Drop the images; return everything else in the listing below exactly.

BEGIN

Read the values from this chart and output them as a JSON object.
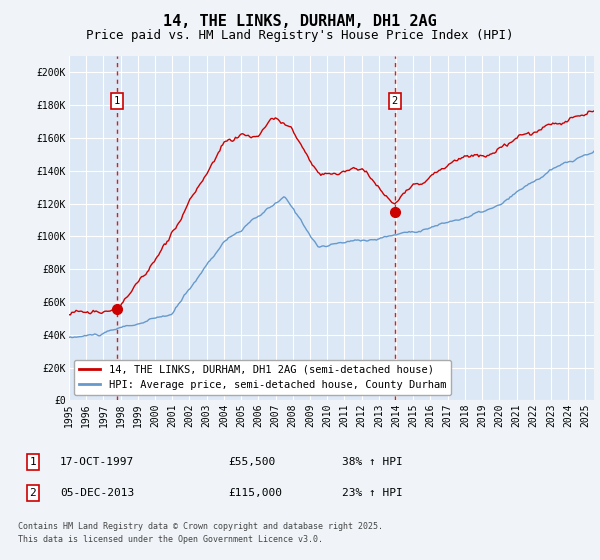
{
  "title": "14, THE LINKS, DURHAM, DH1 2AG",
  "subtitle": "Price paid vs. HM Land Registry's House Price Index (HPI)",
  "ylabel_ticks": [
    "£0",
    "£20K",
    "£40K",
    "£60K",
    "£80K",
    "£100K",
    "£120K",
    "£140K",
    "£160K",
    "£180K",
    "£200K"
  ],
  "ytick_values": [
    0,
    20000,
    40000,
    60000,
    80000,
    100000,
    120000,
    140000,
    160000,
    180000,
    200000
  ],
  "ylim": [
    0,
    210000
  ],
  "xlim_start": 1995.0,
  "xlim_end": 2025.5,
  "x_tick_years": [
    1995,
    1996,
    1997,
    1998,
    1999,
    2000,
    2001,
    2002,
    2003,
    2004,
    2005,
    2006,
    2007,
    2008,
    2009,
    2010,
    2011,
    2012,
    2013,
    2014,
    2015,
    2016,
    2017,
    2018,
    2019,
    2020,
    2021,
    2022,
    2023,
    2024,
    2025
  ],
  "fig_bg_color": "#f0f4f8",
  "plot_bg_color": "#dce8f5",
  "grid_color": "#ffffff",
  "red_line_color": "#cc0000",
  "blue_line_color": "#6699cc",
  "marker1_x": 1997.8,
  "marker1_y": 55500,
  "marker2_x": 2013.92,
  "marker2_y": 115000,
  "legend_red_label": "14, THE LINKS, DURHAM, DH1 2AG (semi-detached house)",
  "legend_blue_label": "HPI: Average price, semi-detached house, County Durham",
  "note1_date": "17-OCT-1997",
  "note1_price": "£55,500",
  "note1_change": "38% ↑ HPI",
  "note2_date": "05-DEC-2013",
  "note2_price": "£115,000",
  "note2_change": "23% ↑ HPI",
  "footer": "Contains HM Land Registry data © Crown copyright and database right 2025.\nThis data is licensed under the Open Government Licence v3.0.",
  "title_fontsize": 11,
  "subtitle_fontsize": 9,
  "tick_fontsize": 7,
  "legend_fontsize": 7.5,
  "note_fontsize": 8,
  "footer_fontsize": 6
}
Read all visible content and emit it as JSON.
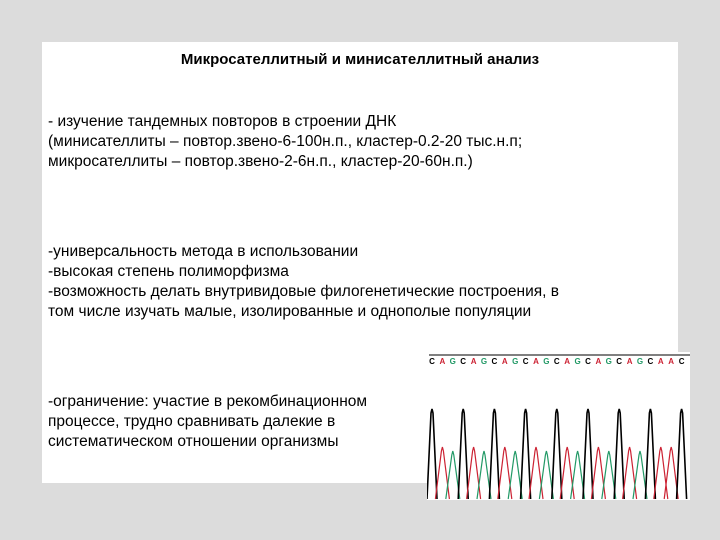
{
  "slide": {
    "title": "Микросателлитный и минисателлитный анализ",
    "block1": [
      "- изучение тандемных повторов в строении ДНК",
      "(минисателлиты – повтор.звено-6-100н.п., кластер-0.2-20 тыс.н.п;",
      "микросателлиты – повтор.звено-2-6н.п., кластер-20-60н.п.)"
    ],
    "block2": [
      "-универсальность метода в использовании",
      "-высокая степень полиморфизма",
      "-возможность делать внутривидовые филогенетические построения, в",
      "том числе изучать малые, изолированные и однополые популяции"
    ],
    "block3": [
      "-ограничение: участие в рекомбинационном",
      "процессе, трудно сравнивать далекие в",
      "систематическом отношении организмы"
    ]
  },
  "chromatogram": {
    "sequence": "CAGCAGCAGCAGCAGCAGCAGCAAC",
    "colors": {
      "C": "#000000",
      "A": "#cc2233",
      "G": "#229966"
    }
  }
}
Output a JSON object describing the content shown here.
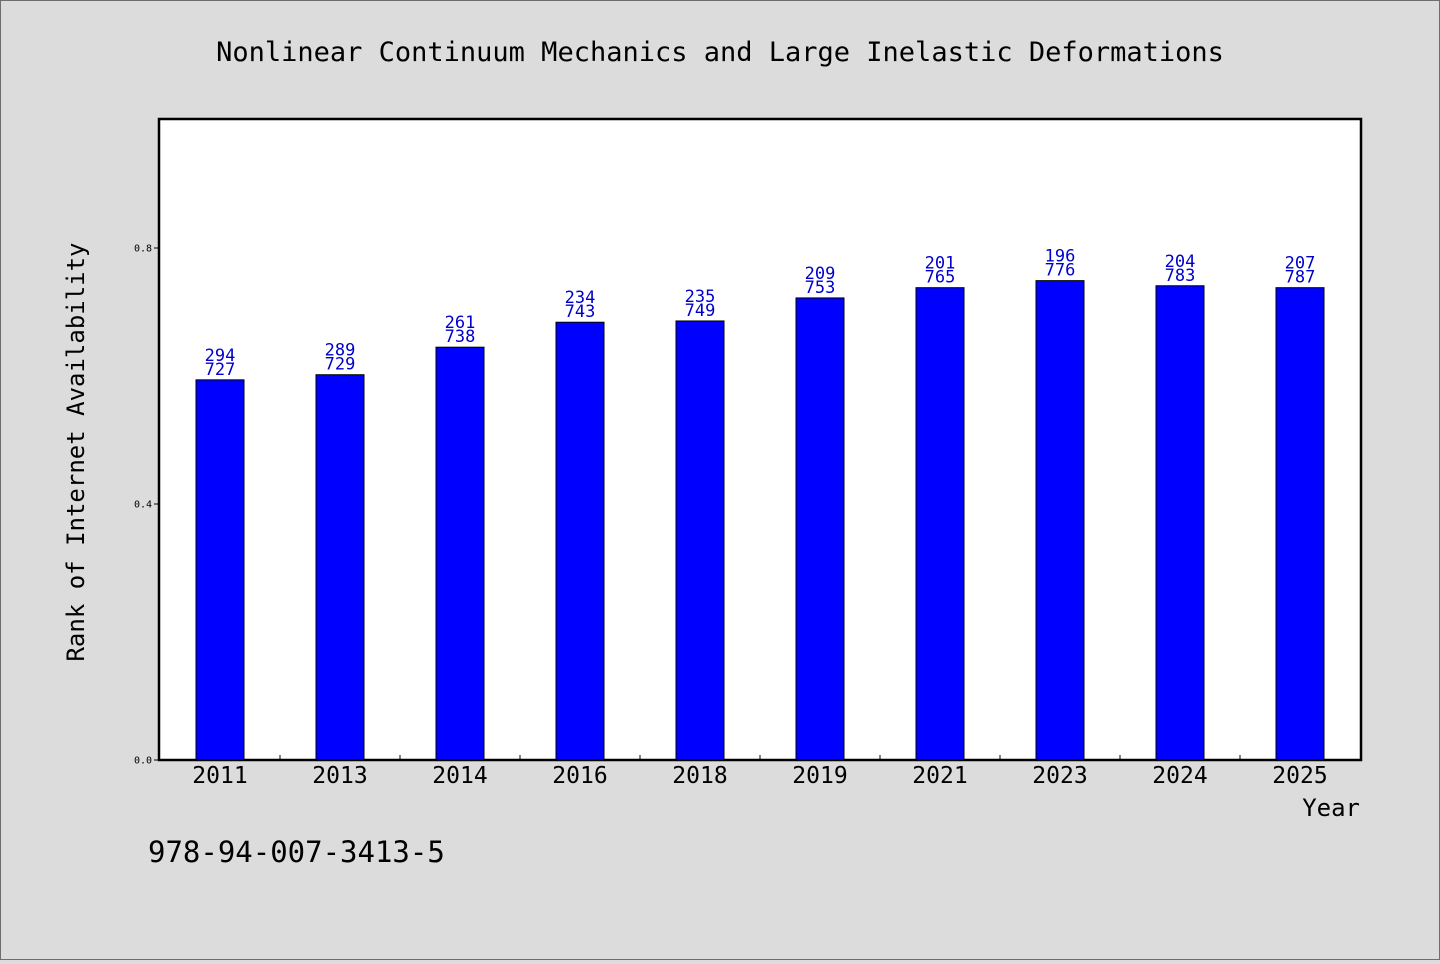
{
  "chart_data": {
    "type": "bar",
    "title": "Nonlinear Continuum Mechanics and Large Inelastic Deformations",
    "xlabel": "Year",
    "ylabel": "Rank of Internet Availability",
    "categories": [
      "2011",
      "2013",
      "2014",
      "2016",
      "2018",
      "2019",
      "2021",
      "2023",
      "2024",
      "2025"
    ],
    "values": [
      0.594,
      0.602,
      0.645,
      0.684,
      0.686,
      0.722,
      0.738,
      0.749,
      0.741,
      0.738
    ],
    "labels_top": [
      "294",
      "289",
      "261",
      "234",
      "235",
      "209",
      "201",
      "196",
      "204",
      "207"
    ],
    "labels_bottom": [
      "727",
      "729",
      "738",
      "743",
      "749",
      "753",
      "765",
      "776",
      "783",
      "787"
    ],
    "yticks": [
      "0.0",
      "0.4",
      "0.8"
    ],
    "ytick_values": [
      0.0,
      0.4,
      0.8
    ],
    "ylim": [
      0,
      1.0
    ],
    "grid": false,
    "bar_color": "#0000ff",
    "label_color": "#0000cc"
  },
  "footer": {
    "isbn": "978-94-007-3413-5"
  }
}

END

RESPONSE →
Read the values from this chart and output them as a JSON object.
{
  "title": "14, THE LINKS, DURHAM, DH1 2AG",
  "subtitle": "Price paid vs. HM Land Registry's House Price Index (HPI)",
  "ylabel_ticks": [
    "£0",
    "£20K",
    "£40K",
    "£60K",
    "£80K",
    "£100K",
    "£120K",
    "£140K",
    "£160K",
    "£180K",
    "£200K"
  ],
  "ytick_values": [
    0,
    20000,
    40000,
    60000,
    80000,
    100000,
    120000,
    140000,
    160000,
    180000,
    200000
  ],
  "ylim": [
    0,
    210000
  ],
  "xlim_start": 1995.0,
  "xlim_end": 2025.5,
  "x_tick_years": [
    1995,
    1996,
    1997,
    1998,
    1999,
    2000,
    2001,
    2002,
    2003,
    2004,
    2005,
    2006,
    2007,
    2008,
    2009,
    2010,
    2011,
    2012,
    2013,
    2014,
    2015,
    2016,
    2017,
    2018,
    2019,
    2020,
    2021,
    2022,
    2023,
    2024,
    2025
  ],
  "fig_bg_color": "#f0f4f8",
  "plot_bg_color": "#dce8f5",
  "grid_color": "#ffffff",
  "red_line_color": "#cc0000",
  "blue_line_color": "#6699cc",
  "marker1_x": 1997.8,
  "marker1_y": 55500,
  "marker2_x": 2013.92,
  "marker2_y": 115000,
  "legend_red_label": "14, THE LINKS, DURHAM, DH1 2AG (semi-detached house)",
  "legend_blue_label": "HPI: Average price, semi-detached house, County Durham",
  "note1_date": "17-OCT-1997",
  "note1_price": "£55,500",
  "note1_change": "38% ↑ HPI",
  "note2_date": "05-DEC-2013",
  "note2_price": "£115,000",
  "note2_change": "23% ↑ HPI",
  "footer": "Contains HM Land Registry data © Crown copyright and database right 2025.\nThis data is licensed under the Open Government Licence v3.0.",
  "title_fontsize": 11,
  "subtitle_fontsize": 9,
  "tick_fontsize": 7,
  "legend_fontsize": 7.5,
  "note_fontsize": 8,
  "footer_fontsize": 6
}
Read all visible content and emit it as JSON.
{
  "slide": {
    "title": "Микросателлитный и минисателлитный анализ",
    "block1": [
      "- изучение тандемных повторов в строении ДНК",
      "(минисателлиты – повтор.звено-6-100н.п., кластер-0.2-20 тыс.н.п;",
      "микросателлиты – повтор.звено-2-6н.п., кластер-20-60н.п.)"
    ],
    "block2": [
      "-универсальность метода в использовании",
      "-высокая степень полиморфизма",
      "-возможность делать внутривидовые филогенетические построения, в",
      "том числе изучать малые, изолированные и однополые популяции"
    ],
    "block3": [
      "-ограничение: участие в рекомбинационном",
      "процессе, трудно сравнивать далекие в",
      "систематическом отношении организмы"
    ]
  },
  "chromatogram": {
    "sequence": "CAGCAGCAGCAGCAGCAGCAGCAAC",
    "colors": {
      "C": "#000000",
      "A": "#cc2233",
      "G": "#229966"
    }
  }
}
Output a JSON object describing the content shown here.
{
  "chart_data": {
    "type": "bar",
    "title": "Nonlinear Continuum Mechanics and Large Inelastic Deformations",
    "xlabel": "Year",
    "ylabel": "Rank of Internet Availability",
    "categories": [
      "2011",
      "2013",
      "2014",
      "2016",
      "2018",
      "2019",
      "2021",
      "2023",
      "2024",
      "2025"
    ],
    "values": [
      0.594,
      0.602,
      0.645,
      0.684,
      0.686,
      0.722,
      0.738,
      0.749,
      0.741,
      0.738
    ],
    "labels_top": [
      "294",
      "289",
      "261",
      "234",
      "235",
      "209",
      "201",
      "196",
      "204",
      "207"
    ],
    "labels_bottom": [
      "727",
      "729",
      "738",
      "743",
      "749",
      "753",
      "765",
      "776",
      "783",
      "787"
    ],
    "yticks": [
      "0.0",
      "0.4",
      "0.8"
    ],
    "ytick_values": [
      0.0,
      0.4,
      0.8
    ],
    "ylim": [
      0,
      1.0
    ],
    "grid": false,
    "bar_color": "#0000ff",
    "label_color": "#0000cc"
  },
  "footer": {
    "isbn": "978-94-007-3413-5"
  }
}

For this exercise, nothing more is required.